TASK GOAL: Transcribe the records exactly. Pictures do not belong in the transcription.

--- START OF INPUT ROWS ---

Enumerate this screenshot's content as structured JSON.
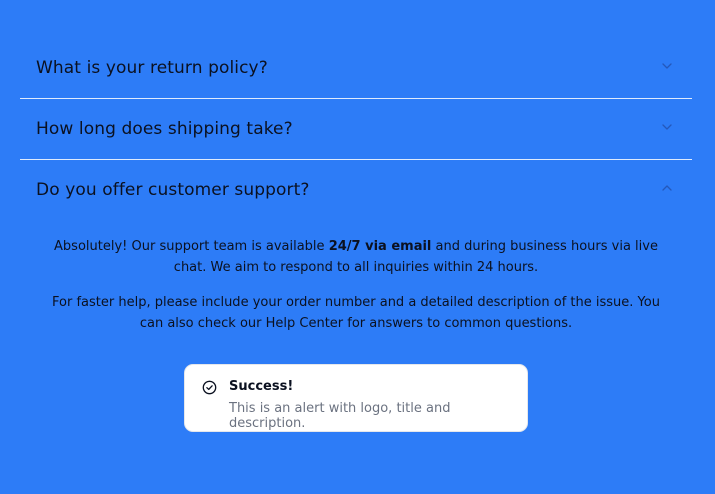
{
  "faq": {
    "items": [
      {
        "question": "What is your return policy?",
        "expanded": false
      },
      {
        "question": "How long does shipping take?",
        "expanded": false
      },
      {
        "question": "Do you offer customer support?",
        "expanded": true,
        "answer_p1_before": "Absolutely! Our support team is available ",
        "answer_p1_bold": "24/7 via email",
        "answer_p1_after": " and during business hours via live chat. We aim to respond to all inquiries within 24 hours.",
        "answer_p2": "For faster help, please include your order number and a detailed description of the issue. You can also check our Help Center for answers to common questions."
      }
    ]
  },
  "alert": {
    "icon": "check-circle-icon",
    "title": "Success!",
    "description": "This is an alert with logo, title and description."
  },
  "colors": {
    "background": "#2d7cf7",
    "text": "#0b1120",
    "alert_bg": "#ffffff",
    "alert_desc": "#6b7280"
  }
}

--- END OF INPUT ROWS ---

WRITTEN SOLUTION:
Enumerate this screenshot's content as structured JSON.
{
  "faq": {
    "items": [
      {
        "question": "What is your return policy?",
        "expanded": false
      },
      {
        "question": "How long does shipping take?",
        "expanded": false
      },
      {
        "question": "Do you offer customer support?",
        "expanded": true,
        "answer_p1_before": "Absolutely! Our support team is available ",
        "answer_p1_bold": "24/7 via email",
        "answer_p1_after": " and during business hours via live chat. We aim to respond to all inquiries within 24 hours.",
        "answer_p2": "For faster help, please include your order number and a detailed description of the issue. You can also check our Help Center for answers to common questions."
      }
    ]
  },
  "alert": {
    "icon": "check-circle-icon",
    "title": "Success!",
    "description": "This is an alert with logo, title and description."
  },
  "colors": {
    "background": "#2d7cf7",
    "text": "#0b1120",
    "alert_bg": "#ffffff",
    "alert_desc": "#6b7280"
  }
}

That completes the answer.